Input ::

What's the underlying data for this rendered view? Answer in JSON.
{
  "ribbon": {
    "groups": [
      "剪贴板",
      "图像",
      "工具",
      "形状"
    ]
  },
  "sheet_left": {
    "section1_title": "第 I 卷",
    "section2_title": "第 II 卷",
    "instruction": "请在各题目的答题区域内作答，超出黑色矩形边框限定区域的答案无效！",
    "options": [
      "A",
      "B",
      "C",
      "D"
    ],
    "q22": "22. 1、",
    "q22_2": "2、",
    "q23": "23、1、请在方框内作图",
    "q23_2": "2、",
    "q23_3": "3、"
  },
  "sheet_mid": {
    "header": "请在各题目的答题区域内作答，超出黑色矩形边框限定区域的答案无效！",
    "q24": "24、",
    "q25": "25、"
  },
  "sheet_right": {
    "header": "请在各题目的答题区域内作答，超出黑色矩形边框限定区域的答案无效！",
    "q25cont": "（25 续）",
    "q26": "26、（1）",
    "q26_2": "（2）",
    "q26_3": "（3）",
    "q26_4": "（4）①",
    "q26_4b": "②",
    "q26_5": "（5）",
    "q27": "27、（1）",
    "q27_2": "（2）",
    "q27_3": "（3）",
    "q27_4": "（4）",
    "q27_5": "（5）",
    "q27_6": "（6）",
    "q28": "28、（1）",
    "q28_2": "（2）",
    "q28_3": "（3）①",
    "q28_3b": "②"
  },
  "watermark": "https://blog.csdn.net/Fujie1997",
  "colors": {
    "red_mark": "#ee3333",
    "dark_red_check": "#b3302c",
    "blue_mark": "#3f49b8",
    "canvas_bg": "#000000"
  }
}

...

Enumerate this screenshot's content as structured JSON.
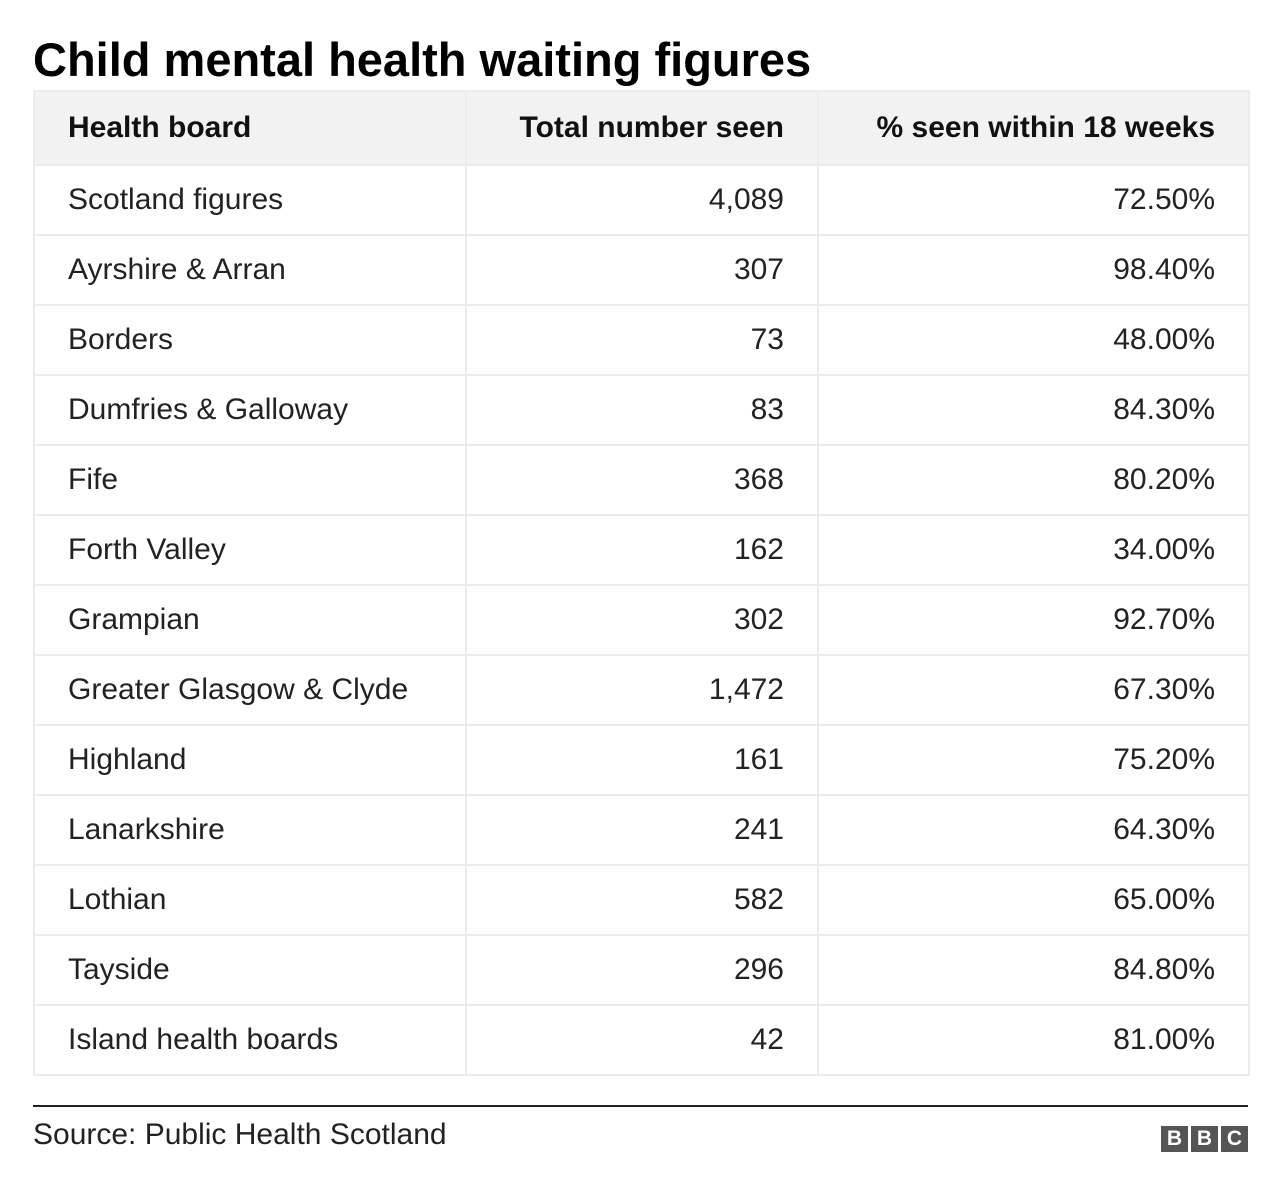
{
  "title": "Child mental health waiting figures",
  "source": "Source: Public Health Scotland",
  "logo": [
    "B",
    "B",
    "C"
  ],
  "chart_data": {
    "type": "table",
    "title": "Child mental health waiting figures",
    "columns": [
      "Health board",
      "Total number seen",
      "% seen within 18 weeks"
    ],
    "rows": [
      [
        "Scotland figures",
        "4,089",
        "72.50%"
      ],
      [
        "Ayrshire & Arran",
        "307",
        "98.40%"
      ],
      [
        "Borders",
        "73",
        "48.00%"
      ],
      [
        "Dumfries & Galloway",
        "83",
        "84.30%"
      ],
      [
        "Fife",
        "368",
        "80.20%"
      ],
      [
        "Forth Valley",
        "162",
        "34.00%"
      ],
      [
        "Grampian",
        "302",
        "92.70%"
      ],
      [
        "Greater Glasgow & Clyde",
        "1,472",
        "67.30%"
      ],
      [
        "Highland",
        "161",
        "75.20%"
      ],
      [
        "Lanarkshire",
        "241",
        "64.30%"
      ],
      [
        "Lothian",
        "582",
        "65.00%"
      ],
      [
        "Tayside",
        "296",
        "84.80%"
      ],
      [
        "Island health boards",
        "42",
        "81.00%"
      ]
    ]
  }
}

Objective :: Copy each line containing the word "this" from the data.

Expected answer ::
What's the underlying data for this rendered view? Answer in JSON.
Enumerate this screenshot's content as structured JSON.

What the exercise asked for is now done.